# start of Provided information
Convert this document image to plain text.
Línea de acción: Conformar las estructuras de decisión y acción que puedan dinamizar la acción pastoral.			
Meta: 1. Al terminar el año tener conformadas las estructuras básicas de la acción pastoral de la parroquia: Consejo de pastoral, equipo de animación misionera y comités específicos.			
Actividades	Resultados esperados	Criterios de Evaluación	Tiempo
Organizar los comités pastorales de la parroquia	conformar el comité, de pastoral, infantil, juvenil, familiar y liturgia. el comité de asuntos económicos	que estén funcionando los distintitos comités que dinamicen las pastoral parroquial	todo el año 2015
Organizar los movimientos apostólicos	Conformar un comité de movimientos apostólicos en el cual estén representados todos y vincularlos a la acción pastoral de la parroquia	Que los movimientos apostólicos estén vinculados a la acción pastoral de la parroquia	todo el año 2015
# end of Provided information
> [Exercise aim]: Write out every entry verbatim.

> [Response to the task]:
Convert this document image to plain text.
Línea de acción: Conformar las estructuras de decisión y acción que puedan dinamizar la acción pastoral.			
Meta: 1. Al terminar el año tener conformadas las estructuras básicas de la acción pastoral de la parroquia: Consejo de pastoral, equipo de animación misionera y comités específicos.			
Actividades	Resultados esperados	Criterios de Evaluación	Tiempo
Organizar los comités pastorales de la parroquia	conformar el comité, de pastoral, infantil, juvenil, familiar y liturgia. el comité de asuntos económicos	que estén funcionando los distintitos comités que dinamicen las pastoral parroquial	todo el año 2015
Organizar los movimientos apostólicos	Conformar un comité de movimientos apostólicos en el cual estén representados todos y vincularlos a la acción pastoral de la parroquia	Que los movimientos apostólicos estén vinculados a la acción pastoral de la parroquia	todo el año 2015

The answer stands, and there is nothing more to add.